1) Ottenere il premio per gli enti virtuosi

 

La prima manovra possibile ed ancora in parte realizzabile pur con l’avvicinarsi della data del 31 dicembre, riguarda la gestione dell’anno 2000:  cercare in tutti i modi di ottenere il premio per gli enti virtuosi secondo le norme del patto di stabilità interno (sconto sugli interessi dei mutui con la Cassa DD. PP.del 05% o del 1%).

Le disposizioni del patto di stabilità non vanno sottovalutate per due ordini di motivi:

 

- per le possibili economie di spesa delle quali potrebbero beneficiare i bilanci degli anni futuri, visto che la riduzione degli interessi passivi corrisponde ad una cifra certamente ragguardevole nella maggioranza degli enti locali;

 

- per le possibili responsabilità derivanti non solo dal disattendere precise disposizioni di legge (art. 28 L. 448/98), ma anche dalla rinuncia del vantaggio patrimoniale pari agli sconti sugli interessi previsti nei confronti degli “enti virtuosi”.

 

2) Attenzione alla gestione di cassa

 

Le succitate norme concernenti il patto di stabilità interno per l’analisi delle quali si rinvia a trattazioni specifiche [6], mettono in luce nuovi vincoli e nuove  problematiche nella redazione del bilancio.

La prima discende dal fatto che il bilancio preventivo è redatto secondo i principi finanziari della “competenza”, mentre le prescrizioni del patto di stabilità riguardano la “cassa”.

**Consegna 1**
Risponda in base all'estratto sul patto di stabilità interno:
(a) Quale data viene detta in avvicinamento?
(b) Quale articolo di legge viene citato tra le disposizioni da non disattendere?
(c) Secondo quale principio finanziario è redatto il bilancio preventivo?
**Consegna 2**
Trascriva dall'estratto sul patto di stabilità interno il passo compreso tra "- per le possibili responsabilità" e "redazione del bilancio.", incluse queste ultime parole.
**Consegna 3**
Prosegua l'estratto sul patto di stabilità interno, riprendendo subito dopo la sua ultima frase.
I dati riportati qui non hanno alcuna attinenza con l'estratto sul patto di stabilità interno.

**Dati riportati**
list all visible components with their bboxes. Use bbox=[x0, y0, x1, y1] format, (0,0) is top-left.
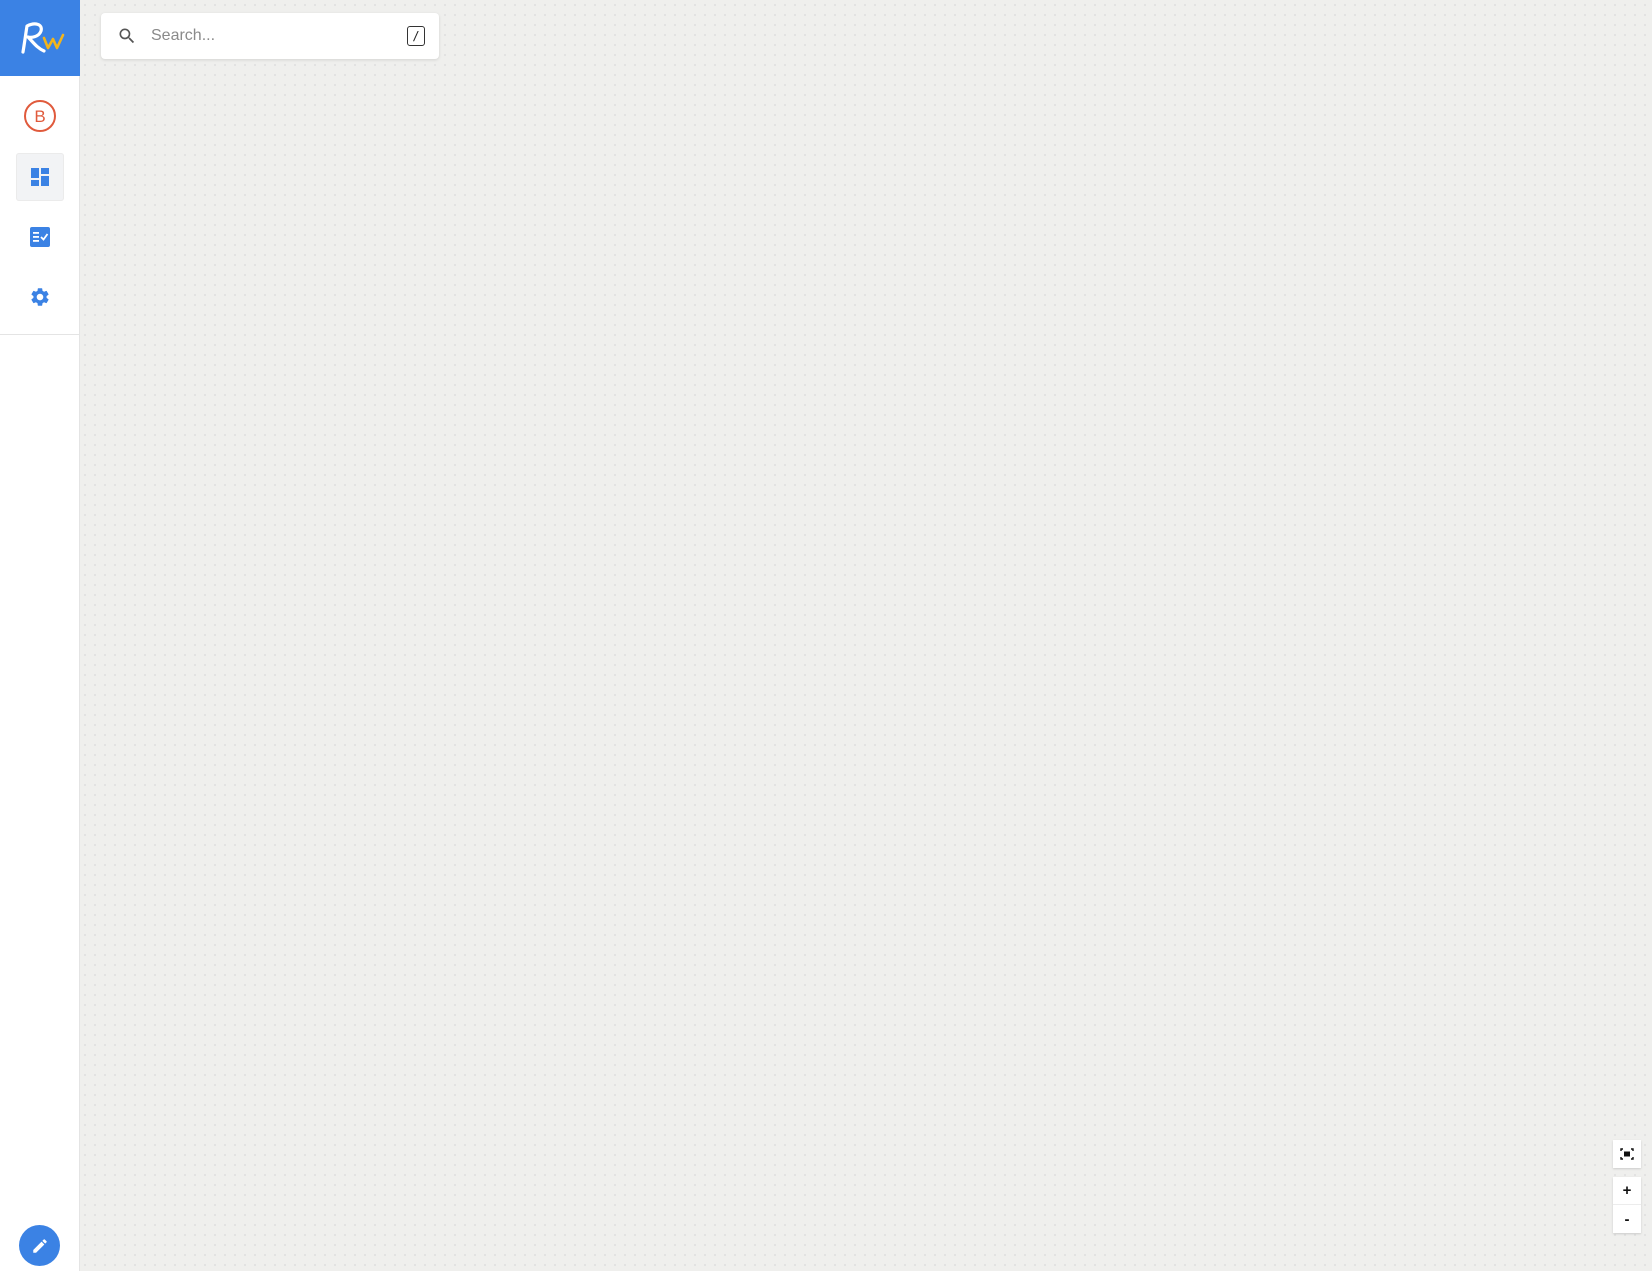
sidebar-nav: B bbox=[0, 76, 79, 335]
edit-fab-button[interactable] bbox=[19, 1225, 60, 1266]
sidebar-item-profile[interactable]: B bbox=[16, 92, 64, 140]
zoom-out-button[interactable]: - bbox=[1613, 1205, 1641, 1233]
canvas[interactable] bbox=[80, 0, 1652, 1271]
app-root: B Search... / + - bbox=[0, 0, 1652, 1271]
zoom-in-button[interactable]: + bbox=[1613, 1177, 1641, 1205]
sidebar: B bbox=[0, 0, 80, 1271]
dashboard-icon bbox=[31, 168, 49, 186]
search-shortcut-key: / bbox=[407, 26, 425, 46]
search-icon bbox=[117, 25, 139, 47]
search-box: / bbox=[101, 13, 439, 59]
sidebar-item-dashboard[interactable] bbox=[16, 153, 64, 201]
sidebar-item-tasks[interactable] bbox=[16, 213, 64, 261]
gear-icon bbox=[31, 288, 49, 306]
search-input[interactable] bbox=[149, 26, 407, 46]
fit-screen-icon bbox=[1620, 1148, 1634, 1160]
fit-view-button[interactable] bbox=[1613, 1140, 1641, 1168]
rw-logo-icon bbox=[21, 22, 65, 54]
profile-letter: B bbox=[34, 107, 45, 126]
logo[interactable] bbox=[0, 0, 80, 76]
pencil-icon bbox=[32, 1238, 47, 1253]
checklist-icon bbox=[30, 227, 50, 247]
sidebar-item-settings[interactable] bbox=[16, 273, 64, 321]
b-circle-icon: B bbox=[24, 100, 56, 132]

**Risposta scritta 1**
(a) Il 31 dicembre.
(b) L'art. 28 L. 448/98.
(c) Secondo il principio della "competenza".

**Risposta scritta 2**
- per le possibili responsabilità derivanti non solo dal disattendere precise disposizioni di legge (art. 28 L. 448/98), ma anche dalla rinuncia del vantaggio patrimoniale pari agli sconti sugli interessi previsti nei confronti degli “enti virtuosi”.

 

2) Attenzione alla gestione di cassa

 

Le succitate norme concernenti il patto di stabilità interno per l’analisi delle quali si rinvia a trattazioni specifiche [6], mettono in luce nuovi vincoli e nuove  problematiche nella redazione del bilancio.

**Risposta scritta 3**
In altri termini, gli stanziamenti del bilancio preventivo vengono commisurati ai volumi degli accertamenti e degli impegni che si presume di assumere nell’anno considerato, senza tener conto dei relativi momenti nei quali si trasformeranno in incassi e pagamenti (flussi di cassa); ciò che, al contrario, è necessario predeterminare ai fini della misurazione degli obiettivi da raggiungere secondo le prescrizioni del patto di stabilità interno.

Pertanto, il patto di stabilità impone, di fatto, la formulazione di una specie di bilancio di cassa, seppur molto più semplificato dell’analogo bilancio di cassa obbligatorio nell’ordinamento precedente al D. Lgs. 77/95 [7].

E’ ovvio ritenere che la relazione previsionale e programmatica dovrà fornire adeguate spiegazioni dell’andamento dei flussi di cassa in relazione sia alle previsioni di competenza del bilancio, sia alla gestione residui. Si dovrà dimostrare, ad esempio, che le manovre di bilancio sono sufficienti a garantire il rispetto dei saldi programmatici, evidenziando la regolarità contabile delle previsioni di competenza alla luce dei rispettivi equilibri e vincoli di cassa.

            La rinnovata attenzione alla gestione di cassa di per sé non costituisce una manovra di bilancio; è comunque importante perché, per raggiungere gli obiettivi del patto di stabilità, sono possibili due tipi di azioni, la prima delle quali certamente meno “dolorosa” della seconda:

a) azioni con riflessi esclusivamente sulla gestione di cassa, come ad esempio l’aumento della velocità di incasso delle entrate proprie;

b) azioni con riflessi sia sulla gestione di competenza, che sulla gestione di cassa, come ad esempio l’aumento delle tariffe.             

In ultima analisi, prima di applicare le azioni della seconda fattispecie è bene verificare i margini di manovra della prima [8].

           

3) Possibilità di ridurre il debito nei confronti della Cassa DD PP senza pagare penalità

 

            Un altro aspetto decisamente innovativo da tener conto nelle future politiche di bilancio è l’opportunità di ridurre il debito nei confronti della Cassa DD PP senza pagare penalità.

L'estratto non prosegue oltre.